*Problem statement:* Give the number of lines that contain the string "units", and nothing else.

══ Data excerpts

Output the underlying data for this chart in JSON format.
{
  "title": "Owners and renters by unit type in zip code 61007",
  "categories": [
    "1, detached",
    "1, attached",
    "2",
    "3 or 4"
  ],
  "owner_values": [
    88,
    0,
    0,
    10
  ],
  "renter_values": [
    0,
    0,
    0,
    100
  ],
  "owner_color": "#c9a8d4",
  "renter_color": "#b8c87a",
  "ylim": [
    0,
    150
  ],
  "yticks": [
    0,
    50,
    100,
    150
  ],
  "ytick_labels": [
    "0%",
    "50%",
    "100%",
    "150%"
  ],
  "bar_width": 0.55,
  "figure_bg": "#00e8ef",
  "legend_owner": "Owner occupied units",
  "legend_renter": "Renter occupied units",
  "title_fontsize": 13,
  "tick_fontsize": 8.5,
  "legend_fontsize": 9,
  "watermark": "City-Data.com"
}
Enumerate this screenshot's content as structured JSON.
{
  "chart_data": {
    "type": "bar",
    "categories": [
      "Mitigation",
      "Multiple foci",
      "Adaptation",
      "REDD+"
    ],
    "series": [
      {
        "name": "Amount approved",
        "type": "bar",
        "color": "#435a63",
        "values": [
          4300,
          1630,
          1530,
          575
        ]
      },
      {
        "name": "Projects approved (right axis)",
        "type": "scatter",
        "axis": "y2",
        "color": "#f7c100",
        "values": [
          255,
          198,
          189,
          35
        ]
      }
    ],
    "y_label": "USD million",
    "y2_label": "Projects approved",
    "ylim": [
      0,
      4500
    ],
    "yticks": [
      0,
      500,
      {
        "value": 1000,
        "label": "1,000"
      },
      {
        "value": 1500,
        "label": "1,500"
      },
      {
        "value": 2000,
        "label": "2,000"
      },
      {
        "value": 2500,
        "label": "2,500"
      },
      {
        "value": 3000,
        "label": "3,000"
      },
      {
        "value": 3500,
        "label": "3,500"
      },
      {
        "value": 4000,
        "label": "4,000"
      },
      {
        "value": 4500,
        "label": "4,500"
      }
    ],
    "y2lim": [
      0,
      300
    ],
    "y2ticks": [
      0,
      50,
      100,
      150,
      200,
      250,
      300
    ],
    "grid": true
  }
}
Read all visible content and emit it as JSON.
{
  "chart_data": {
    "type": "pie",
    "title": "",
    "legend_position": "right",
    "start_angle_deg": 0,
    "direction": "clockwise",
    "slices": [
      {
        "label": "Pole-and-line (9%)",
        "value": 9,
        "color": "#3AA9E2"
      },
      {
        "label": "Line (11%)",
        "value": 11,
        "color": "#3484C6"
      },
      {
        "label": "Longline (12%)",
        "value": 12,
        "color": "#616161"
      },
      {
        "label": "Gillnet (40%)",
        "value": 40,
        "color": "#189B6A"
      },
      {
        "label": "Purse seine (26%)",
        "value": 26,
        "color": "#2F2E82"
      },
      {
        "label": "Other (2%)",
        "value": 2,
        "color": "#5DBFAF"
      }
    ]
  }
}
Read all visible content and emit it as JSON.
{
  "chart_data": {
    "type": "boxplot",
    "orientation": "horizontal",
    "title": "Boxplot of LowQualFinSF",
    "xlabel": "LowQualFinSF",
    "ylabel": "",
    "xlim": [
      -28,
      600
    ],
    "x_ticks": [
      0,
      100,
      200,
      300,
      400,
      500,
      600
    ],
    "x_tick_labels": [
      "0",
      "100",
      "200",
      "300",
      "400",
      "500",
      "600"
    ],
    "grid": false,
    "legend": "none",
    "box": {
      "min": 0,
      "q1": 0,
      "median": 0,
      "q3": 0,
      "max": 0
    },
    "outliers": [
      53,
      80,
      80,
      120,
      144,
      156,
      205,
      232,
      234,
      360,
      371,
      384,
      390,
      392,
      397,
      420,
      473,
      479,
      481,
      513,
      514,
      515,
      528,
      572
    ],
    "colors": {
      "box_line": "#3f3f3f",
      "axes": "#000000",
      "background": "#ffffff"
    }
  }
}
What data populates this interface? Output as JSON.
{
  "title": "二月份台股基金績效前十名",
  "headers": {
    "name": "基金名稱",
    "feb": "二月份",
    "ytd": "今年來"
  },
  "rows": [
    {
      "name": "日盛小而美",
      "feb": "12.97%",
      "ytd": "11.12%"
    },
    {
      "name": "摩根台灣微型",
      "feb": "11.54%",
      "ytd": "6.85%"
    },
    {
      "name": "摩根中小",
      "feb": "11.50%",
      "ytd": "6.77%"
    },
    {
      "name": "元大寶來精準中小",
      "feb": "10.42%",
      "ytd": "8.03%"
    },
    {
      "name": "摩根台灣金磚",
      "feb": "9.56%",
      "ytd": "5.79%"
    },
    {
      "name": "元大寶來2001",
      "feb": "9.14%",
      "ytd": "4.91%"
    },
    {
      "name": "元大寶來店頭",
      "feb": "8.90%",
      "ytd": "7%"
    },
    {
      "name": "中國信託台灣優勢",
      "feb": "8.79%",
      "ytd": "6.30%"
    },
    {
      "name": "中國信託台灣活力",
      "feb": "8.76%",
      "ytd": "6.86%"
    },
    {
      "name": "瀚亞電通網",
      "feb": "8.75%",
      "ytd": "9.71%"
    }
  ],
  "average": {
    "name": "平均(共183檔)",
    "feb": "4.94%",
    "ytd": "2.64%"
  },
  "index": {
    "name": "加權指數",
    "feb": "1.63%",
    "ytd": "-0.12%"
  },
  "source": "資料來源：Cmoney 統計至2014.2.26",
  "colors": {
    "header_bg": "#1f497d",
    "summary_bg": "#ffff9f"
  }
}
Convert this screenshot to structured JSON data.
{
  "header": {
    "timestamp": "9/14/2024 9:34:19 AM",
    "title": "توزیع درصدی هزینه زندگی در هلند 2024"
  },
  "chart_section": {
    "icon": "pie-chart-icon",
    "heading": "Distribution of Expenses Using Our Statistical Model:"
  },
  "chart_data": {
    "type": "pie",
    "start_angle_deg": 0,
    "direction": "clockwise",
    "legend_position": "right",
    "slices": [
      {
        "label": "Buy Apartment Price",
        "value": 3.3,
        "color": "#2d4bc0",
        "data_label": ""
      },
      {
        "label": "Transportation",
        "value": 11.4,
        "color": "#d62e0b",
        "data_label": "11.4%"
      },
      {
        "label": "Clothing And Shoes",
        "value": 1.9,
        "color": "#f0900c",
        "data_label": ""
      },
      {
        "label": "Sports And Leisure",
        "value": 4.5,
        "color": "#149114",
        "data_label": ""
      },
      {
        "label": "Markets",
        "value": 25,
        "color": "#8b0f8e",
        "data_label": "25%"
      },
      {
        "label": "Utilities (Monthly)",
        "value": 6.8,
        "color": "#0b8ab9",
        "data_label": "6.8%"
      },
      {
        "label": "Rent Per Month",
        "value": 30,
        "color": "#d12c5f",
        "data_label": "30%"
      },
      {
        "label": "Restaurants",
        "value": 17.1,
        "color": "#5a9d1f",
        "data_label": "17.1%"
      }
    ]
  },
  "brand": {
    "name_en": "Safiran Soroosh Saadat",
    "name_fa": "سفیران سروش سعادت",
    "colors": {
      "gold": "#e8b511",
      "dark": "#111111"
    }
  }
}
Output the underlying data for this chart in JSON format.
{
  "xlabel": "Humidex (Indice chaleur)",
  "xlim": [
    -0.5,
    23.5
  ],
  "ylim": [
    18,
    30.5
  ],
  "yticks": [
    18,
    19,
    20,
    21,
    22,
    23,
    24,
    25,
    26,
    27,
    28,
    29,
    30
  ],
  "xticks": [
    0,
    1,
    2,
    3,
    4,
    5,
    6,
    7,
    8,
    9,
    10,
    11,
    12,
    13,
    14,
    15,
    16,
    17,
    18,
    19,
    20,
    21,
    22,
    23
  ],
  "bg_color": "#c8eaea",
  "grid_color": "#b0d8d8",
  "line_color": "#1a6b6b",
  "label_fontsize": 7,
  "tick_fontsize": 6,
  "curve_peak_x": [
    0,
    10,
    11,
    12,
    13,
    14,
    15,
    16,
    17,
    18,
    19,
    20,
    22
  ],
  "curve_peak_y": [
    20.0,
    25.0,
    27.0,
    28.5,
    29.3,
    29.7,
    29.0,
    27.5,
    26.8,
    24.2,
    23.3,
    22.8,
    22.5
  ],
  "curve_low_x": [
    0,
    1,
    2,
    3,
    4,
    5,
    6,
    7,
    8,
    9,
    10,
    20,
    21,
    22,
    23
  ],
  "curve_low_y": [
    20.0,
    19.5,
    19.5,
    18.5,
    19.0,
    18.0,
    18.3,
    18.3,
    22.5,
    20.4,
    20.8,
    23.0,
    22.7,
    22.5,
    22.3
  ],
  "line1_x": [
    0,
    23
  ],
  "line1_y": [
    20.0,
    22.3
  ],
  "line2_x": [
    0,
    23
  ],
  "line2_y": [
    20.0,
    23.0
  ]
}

════

*Solution to this problem:* 2